:: EXERCISE REQUIREMENTS ::
Below are the records; locate each line with the word "title" and copy it.

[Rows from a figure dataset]
○ ○ ○ ○ ○ ○ ○

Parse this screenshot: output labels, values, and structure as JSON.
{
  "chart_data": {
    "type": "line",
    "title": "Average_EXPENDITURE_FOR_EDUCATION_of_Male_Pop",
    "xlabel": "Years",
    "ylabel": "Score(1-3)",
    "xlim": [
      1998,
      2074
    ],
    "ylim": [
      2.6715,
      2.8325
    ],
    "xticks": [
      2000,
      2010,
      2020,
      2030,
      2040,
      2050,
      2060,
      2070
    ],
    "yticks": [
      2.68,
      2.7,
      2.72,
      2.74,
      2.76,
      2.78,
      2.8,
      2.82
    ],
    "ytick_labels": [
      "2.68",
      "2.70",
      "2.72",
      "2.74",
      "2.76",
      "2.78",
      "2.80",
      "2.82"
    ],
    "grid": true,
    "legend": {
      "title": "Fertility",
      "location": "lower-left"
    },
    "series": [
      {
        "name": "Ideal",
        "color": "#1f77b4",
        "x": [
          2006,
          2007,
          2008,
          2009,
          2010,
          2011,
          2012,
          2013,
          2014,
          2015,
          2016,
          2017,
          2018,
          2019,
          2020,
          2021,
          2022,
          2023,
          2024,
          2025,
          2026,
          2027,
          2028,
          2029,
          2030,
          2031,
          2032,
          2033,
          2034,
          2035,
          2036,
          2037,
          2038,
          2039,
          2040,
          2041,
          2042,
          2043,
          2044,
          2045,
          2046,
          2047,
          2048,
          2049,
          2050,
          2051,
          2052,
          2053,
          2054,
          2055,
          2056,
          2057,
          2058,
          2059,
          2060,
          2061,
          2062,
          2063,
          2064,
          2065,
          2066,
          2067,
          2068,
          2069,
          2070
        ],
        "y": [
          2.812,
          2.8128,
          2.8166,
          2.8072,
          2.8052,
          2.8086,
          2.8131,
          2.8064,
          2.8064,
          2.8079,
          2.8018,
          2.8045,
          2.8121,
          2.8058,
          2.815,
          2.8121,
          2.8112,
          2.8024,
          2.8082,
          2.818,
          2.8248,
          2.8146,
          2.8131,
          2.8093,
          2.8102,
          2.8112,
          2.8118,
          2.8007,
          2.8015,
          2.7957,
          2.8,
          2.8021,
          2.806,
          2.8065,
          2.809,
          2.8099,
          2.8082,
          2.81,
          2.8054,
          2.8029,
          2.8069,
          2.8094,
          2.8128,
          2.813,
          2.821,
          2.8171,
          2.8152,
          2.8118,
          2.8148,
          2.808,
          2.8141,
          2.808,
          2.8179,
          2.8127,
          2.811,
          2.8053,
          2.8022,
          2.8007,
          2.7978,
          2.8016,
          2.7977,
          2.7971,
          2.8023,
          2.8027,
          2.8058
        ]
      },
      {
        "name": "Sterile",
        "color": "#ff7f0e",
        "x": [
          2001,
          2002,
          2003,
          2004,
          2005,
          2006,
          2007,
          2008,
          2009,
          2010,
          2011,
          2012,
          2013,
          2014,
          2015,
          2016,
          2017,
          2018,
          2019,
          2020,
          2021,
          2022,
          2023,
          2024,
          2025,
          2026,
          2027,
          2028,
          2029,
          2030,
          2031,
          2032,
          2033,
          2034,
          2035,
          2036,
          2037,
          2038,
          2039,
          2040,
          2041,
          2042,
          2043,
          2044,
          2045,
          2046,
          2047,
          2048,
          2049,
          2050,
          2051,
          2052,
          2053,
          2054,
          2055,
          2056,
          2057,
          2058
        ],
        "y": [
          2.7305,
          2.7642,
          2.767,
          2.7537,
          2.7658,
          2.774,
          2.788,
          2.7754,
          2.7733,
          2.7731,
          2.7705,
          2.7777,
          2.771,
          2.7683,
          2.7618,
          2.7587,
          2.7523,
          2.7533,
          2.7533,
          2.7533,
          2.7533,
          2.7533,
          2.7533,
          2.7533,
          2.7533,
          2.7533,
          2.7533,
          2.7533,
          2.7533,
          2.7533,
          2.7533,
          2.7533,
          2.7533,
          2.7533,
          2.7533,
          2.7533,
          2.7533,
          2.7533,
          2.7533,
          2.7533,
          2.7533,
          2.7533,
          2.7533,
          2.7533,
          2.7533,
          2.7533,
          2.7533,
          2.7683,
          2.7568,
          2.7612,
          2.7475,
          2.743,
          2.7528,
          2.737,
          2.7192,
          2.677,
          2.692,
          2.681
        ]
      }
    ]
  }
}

○ ○ ○ ○ ○ ○ ○

:: RESULT BELOW ::
    "title": "Average_EXPENDITURE_FOR_EDUCATION_of_Male_Pop",
      "title": "Fertility",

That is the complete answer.